[What this task involves]
Copy everything in the listing below word for word, apart from any images.

(Stored records)
######

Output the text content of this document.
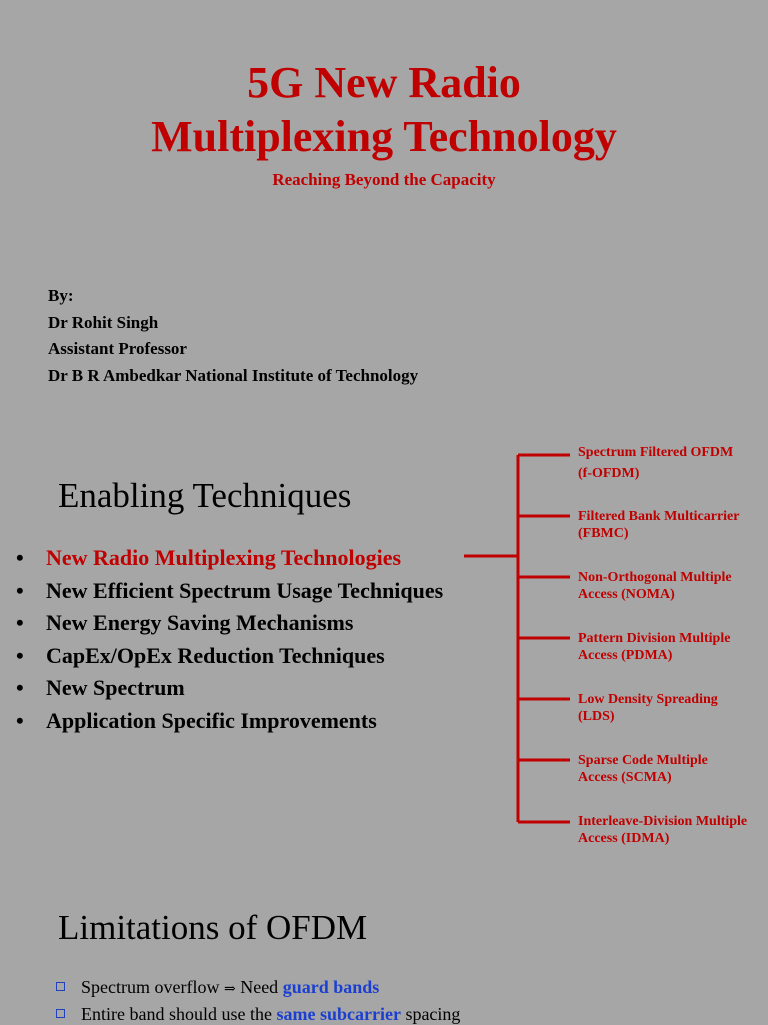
5G New Radio
Multiplexing Technology
Reaching Beyond the Capacity
By:
Dr Rohit Singh
Assistant Professor
Dr B R Ambedkar National Institute of Technology
Enabling Techniques
• New Radio Multiplexing Technologies
• New Efficient Spectrum Usage Techniques
• New Energy Saving Mechanisms
• CapEx/OpEx Reduction Techniques
• New Spectrum
• Application Specific Improvements
Spectrum Filtered OFDM
(f-OFDM)
Filtered Bank Multicarrier
(FBMC)
Non-Orthogonal Multiple
Access (NOMA)
Pattern Division Multiple
Access (PDMA)
Low Density Spreading
(LDS)
Sparse Code Multiple
Access (SCMA)
Interleave-Division Multiple
Access (IDMA)
Limitations of OFDM
Spectrum overflow ⇒ Need guard bands
Entire band should use the same subcarrier spacing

######

[Correct answer]
Output the text content of this document.
5G New Radio
Multiplexing Technology
Reaching Beyond the Capacity
By:
Dr Rohit Singh
Assistant Professor
Dr B R Ambedkar National Institute of Technology
Enabling Techniques
• New Radio Multiplexing Technologies
• New Efficient Spectrum Usage Techniques
• New Energy Saving Mechanisms
• CapEx/OpEx Reduction Techniques
• New Spectrum
• Application Specific Improvements
Spectrum Filtered OFDM
(f-OFDM)
Filtered Bank Multicarrier
(FBMC)
Non-Orthogonal Multiple
Access (NOMA)
Pattern Division Multiple
Access (PDMA)
Low Density Spreading
(LDS)
Sparse Code Multiple
Access (SCMA)
Interleave-Division Multiple
Access (IDMA)
Limitations of OFDM
Spectrum overflow ⇒ Need guard bands
Entire band should use the same subcarrier spacing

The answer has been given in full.